TASK TO CARRY OUT:
Filter out everything except lines holding "Cookie".

TASK DATA:
-------------------------

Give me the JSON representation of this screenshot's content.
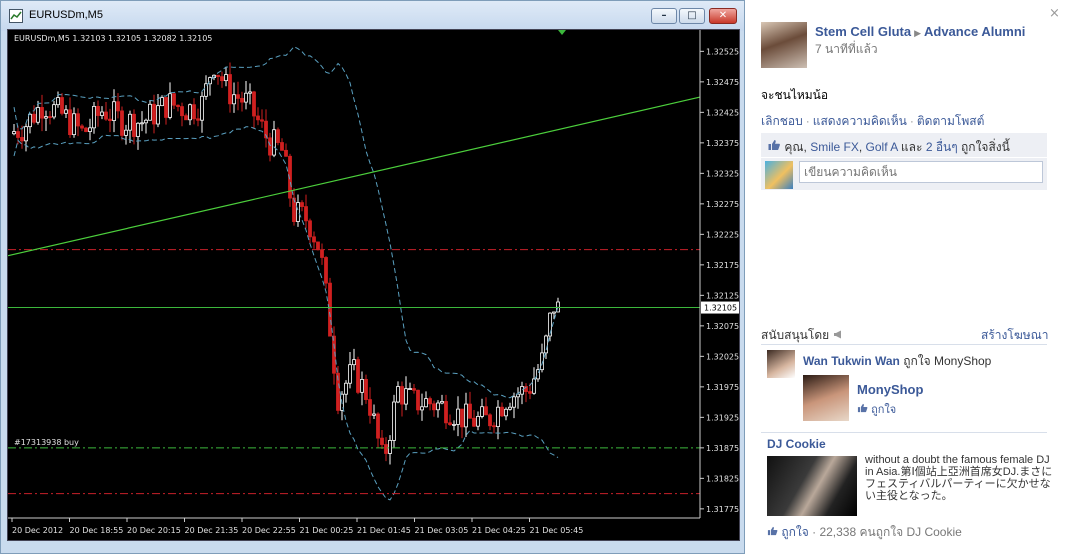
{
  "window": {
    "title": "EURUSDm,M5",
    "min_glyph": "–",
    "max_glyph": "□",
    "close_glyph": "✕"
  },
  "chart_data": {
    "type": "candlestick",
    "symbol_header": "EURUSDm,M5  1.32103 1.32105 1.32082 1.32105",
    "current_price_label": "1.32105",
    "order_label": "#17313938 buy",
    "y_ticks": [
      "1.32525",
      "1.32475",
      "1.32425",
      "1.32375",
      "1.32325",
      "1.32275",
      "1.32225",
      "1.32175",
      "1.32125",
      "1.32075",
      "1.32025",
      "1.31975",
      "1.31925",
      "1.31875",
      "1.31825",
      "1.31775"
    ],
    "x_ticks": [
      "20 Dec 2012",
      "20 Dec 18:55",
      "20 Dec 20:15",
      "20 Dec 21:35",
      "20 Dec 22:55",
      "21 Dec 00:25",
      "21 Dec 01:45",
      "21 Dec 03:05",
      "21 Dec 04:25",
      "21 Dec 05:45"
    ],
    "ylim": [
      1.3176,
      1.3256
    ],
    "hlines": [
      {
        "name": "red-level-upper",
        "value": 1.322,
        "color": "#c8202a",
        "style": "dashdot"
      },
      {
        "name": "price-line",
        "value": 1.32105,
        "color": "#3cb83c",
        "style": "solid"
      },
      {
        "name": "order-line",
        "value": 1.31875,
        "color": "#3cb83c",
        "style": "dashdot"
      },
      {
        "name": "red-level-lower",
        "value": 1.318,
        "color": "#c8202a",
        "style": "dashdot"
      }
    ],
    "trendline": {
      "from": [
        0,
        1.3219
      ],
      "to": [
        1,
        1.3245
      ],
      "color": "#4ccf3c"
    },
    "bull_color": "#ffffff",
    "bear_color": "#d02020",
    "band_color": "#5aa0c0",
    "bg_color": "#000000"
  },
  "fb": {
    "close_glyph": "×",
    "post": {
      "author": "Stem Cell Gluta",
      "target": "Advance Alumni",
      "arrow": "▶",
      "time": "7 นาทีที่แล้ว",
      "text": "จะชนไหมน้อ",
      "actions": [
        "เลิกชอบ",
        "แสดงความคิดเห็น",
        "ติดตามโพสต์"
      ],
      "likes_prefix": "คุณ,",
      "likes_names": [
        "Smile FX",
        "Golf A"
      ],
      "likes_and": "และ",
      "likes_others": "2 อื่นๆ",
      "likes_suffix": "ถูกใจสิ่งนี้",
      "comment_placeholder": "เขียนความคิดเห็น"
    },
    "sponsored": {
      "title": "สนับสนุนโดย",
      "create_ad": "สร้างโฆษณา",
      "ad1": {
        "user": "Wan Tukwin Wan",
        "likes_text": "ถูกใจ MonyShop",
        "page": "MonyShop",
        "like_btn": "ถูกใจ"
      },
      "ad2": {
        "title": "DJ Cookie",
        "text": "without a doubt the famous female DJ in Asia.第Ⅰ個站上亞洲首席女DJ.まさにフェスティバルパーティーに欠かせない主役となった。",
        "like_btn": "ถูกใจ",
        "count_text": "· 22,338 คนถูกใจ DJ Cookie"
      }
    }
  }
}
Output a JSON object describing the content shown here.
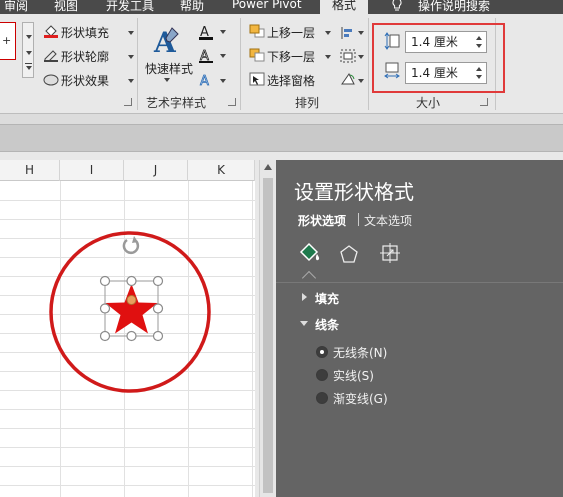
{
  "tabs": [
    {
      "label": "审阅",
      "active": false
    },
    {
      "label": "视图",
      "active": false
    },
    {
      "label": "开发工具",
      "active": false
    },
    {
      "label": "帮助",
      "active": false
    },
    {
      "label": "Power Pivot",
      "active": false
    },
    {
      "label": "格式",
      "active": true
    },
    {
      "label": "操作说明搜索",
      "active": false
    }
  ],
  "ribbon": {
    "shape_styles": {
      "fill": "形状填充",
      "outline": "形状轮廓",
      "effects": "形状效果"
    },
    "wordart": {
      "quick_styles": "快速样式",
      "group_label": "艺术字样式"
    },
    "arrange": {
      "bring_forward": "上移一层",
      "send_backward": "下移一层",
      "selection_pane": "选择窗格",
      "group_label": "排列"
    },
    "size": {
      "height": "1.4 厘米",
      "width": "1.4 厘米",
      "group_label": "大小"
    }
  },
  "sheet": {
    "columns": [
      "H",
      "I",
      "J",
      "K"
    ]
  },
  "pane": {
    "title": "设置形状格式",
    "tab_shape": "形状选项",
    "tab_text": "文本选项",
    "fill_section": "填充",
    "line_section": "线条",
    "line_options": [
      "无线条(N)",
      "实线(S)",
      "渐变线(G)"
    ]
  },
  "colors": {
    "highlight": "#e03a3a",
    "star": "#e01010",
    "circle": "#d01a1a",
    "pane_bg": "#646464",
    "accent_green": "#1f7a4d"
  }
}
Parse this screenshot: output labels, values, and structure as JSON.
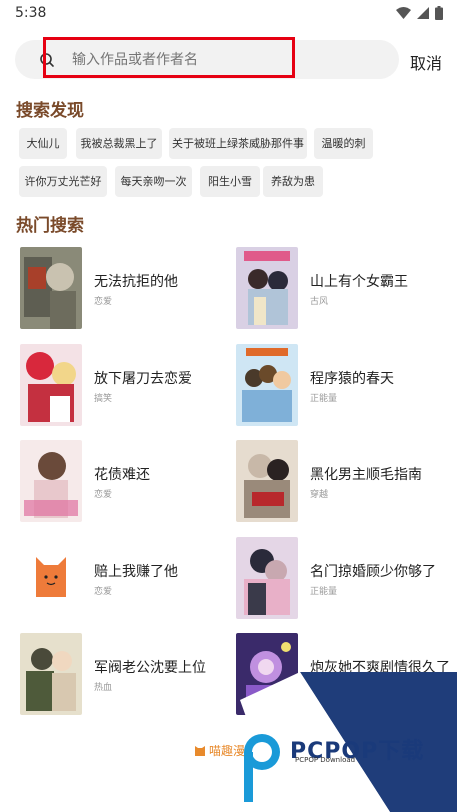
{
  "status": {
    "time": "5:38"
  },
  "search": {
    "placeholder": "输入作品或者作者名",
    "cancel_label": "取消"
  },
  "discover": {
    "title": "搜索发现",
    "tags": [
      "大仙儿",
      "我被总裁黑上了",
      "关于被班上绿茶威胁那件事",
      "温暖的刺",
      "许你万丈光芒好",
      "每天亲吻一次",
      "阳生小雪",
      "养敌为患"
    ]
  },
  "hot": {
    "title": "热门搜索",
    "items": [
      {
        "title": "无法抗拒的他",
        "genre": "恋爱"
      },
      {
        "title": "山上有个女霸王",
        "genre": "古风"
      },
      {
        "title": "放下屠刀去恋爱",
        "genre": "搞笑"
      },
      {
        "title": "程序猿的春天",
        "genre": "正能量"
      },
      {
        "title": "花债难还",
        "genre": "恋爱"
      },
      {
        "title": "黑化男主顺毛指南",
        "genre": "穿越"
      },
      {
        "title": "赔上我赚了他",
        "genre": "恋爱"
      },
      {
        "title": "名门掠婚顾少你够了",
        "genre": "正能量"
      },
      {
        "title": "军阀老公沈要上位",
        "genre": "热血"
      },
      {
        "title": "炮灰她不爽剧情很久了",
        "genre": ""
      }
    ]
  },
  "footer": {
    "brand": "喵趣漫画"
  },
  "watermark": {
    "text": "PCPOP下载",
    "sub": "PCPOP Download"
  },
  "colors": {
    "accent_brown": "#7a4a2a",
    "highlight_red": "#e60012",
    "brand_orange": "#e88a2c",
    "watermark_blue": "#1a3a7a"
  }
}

-------------------------

ANSWER FOR THIS EXERCISE:
        "title": "DJ Cookie",
        "count_text": "· 22,338 คนถูกใจ DJ Cookie"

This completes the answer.